- Input:
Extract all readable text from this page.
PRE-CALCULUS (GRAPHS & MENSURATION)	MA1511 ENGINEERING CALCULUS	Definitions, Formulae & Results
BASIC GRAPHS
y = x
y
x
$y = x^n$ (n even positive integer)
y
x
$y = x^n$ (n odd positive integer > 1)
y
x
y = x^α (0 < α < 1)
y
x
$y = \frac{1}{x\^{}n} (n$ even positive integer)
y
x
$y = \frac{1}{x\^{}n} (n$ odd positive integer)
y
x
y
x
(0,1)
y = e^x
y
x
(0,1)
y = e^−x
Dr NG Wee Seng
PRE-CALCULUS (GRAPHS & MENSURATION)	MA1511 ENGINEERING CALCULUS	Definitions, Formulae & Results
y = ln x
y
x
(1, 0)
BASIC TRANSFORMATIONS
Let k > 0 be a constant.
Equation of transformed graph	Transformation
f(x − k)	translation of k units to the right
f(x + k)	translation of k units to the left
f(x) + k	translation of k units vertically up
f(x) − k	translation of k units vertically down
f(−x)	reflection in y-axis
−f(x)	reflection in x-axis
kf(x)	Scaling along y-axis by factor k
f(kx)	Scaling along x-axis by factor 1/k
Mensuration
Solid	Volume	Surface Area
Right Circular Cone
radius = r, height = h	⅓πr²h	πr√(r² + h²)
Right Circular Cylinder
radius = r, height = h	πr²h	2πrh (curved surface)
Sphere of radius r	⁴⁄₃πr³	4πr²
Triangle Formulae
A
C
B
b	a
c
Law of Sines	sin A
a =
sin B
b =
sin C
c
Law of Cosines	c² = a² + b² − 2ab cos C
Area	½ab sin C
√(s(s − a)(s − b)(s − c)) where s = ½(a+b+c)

- Task goal: Copy all lines from the material that contain "translation".

- Solution for this problem:
f(x − k)	translation of k units to the right
f(x + k)	translation of k units to the left
f(x) + k	translation of k units vertically up
f(x) − k	translation of k units vertically down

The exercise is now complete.